DESCRIPTION OF THE TASK: Go through the entries below and collect each line with the string "level" in it.

DATA PROVIDED:

-- Start --

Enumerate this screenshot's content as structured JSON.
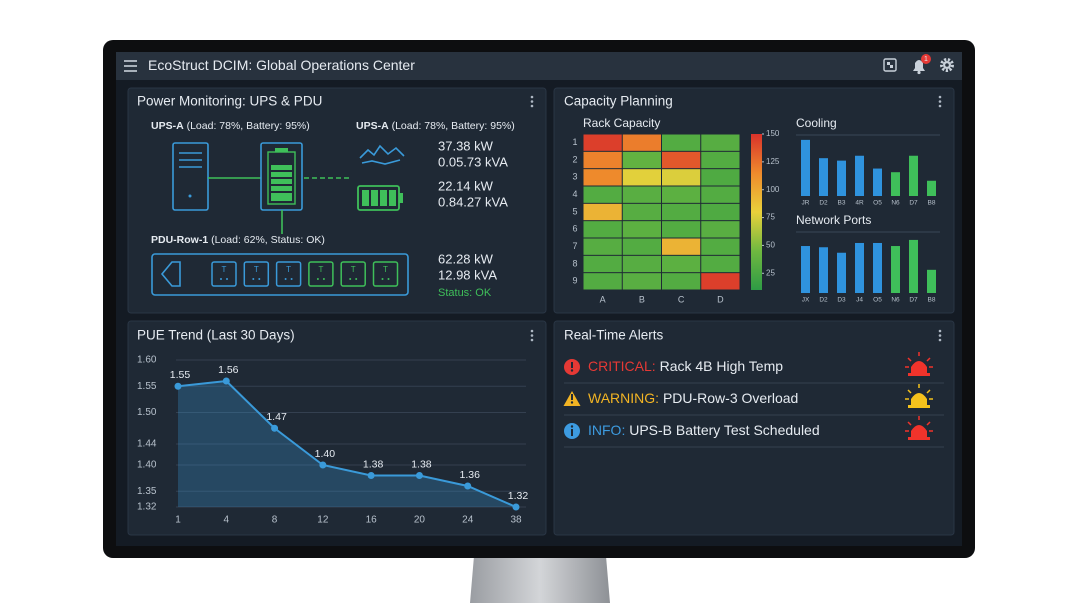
{
  "header": {
    "title": "EcoStruct DCIM: Global Operations Center",
    "notification_count": "1"
  },
  "power": {
    "title": "Power Monitoring: UPS & PDU",
    "ups_left": {
      "name": "UPS-A",
      "detail": "(Load: 78%, Battery: 95%)"
    },
    "ups_right": {
      "name": "UPS-A",
      "detail": "(Load: 78%, Battery: 95%)"
    },
    "readings": [
      "37.38 kW",
      "0.05.73 kVA",
      "22.14 kW",
      "0.84.27 kVA"
    ],
    "pdu": {
      "name": "PDU-Row-1",
      "detail": "(Load: 62%, Status: OK)",
      "outlets": [
        "T",
        "T",
        "T",
        "T",
        "T",
        "T"
      ],
      "outlet_colors": [
        "#3a9ad9",
        "#3a9ad9",
        "#3a9ad9",
        "#3fbf5a",
        "#3fbf5a",
        "#3fbf5a"
      ],
      "readings": [
        "62.28 kW",
        "12.98 kVA"
      ],
      "status": "Status: OK"
    }
  },
  "capacity": {
    "title": "Capacity Planning",
    "heatmap": {
      "type": "heatmap",
      "title": "Rack Capacity",
      "rows": [
        "1",
        "2",
        "3",
        "4",
        "5",
        "6",
        "7",
        "8",
        "9"
      ],
      "columns": [
        "A",
        "B",
        "C",
        "D"
      ],
      "values": [
        [
          145,
          120,
          30,
          32
        ],
        [
          118,
          38,
          135,
          30
        ],
        [
          115,
          78,
          76,
          28
        ],
        [
          30,
          33,
          35,
          30
        ],
        [
          95,
          32,
          30,
          28
        ],
        [
          30,
          35,
          30,
          33
        ],
        [
          32,
          30,
          95,
          30
        ],
        [
          30,
          32,
          35,
          30
        ],
        [
          30,
          33,
          30,
          145
        ]
      ],
      "clim": [
        10,
        150
      ],
      "cticks": [
        150,
        125,
        100,
        75,
        50,
        25
      ],
      "colors": [
        "#2e9b45",
        "#6fb840",
        "#e9d13b",
        "#ee8a2c",
        "#d9322b"
      ]
    },
    "cooling": {
      "type": "bar",
      "title": "Cooling",
      "categories": [
        "JR",
        "D2",
        "B3",
        "4R",
        "O5",
        "N6",
        "D7",
        "B8"
      ],
      "values": [
        92,
        62,
        58,
        66,
        45,
        39,
        66,
        25
      ],
      "colors": [
        "#2f93de",
        "#2f93de",
        "#2f93de",
        "#2f93de",
        "#2f93de",
        "#3fbf5a",
        "#3fbf5a",
        "#3fbf5a"
      ],
      "ylim": [
        0,
        100
      ]
    },
    "network": {
      "type": "bar",
      "title": "Network Ports",
      "categories": [
        "JX",
        "D2",
        "D3",
        "J4",
        "O5",
        "N6",
        "D7",
        "B8"
      ],
      "values": [
        77,
        75,
        66,
        82,
        82,
        77,
        87,
        38
      ],
      "colors": [
        "#2f93de",
        "#2f93de",
        "#2f93de",
        "#2f93de",
        "#2f93de",
        "#3fbf5a",
        "#3fbf5a",
        "#3fbf5a"
      ],
      "ylim": [
        0,
        100
      ]
    }
  },
  "pue": {
    "title": "PUE Trend (Last 30 Days)",
    "chart": {
      "type": "line",
      "categories": [
        "1",
        "4",
        "8",
        "12",
        "16",
        "20",
        "24",
        "38"
      ],
      "values": [
        1.55,
        1.56,
        1.47,
        1.4,
        1.38,
        1.38,
        1.36,
        1.32
      ],
      "value_labels": [
        "1.55",
        "1.56",
        "1.47",
        "1.40",
        "1.38",
        "1.38",
        "1.36",
        "1.32"
      ],
      "ylim": [
        1.32,
        1.6
      ],
      "yticks": [
        {
          "value": 1.6,
          "label": "1.60"
        },
        1.55,
        {
          "value": 1.5,
          "label": "1.50"
        },
        1.44,
        {
          "value": 1.4,
          "label": "1.40"
        },
        1.35,
        1.32
      ],
      "color": "#3a9ad9",
      "grid": true
    }
  },
  "alerts": {
    "title": "Real-Time Alerts",
    "items": [
      {
        "level": "CRITICAL:",
        "message": "Rack 4B High Temp",
        "color": "#e53935",
        "icon": "critical",
        "siren_color": "#f0332b"
      },
      {
        "level": "WARNING:",
        "message": "PDU-Row-3 Overload",
        "color": "#f2b424",
        "icon": "warning",
        "siren_color": "#f5c21c"
      },
      {
        "level": "INFO:",
        "message": "UPS-B Battery Test Scheduled",
        "color": "#3d9be0",
        "icon": "info",
        "siren_color": "#f0332b"
      }
    ]
  }
}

-- End --

SOLVED PROBLEM:
        "level": "CRITICAL:",
        "level": "WARNING:",
        "level": "INFO:",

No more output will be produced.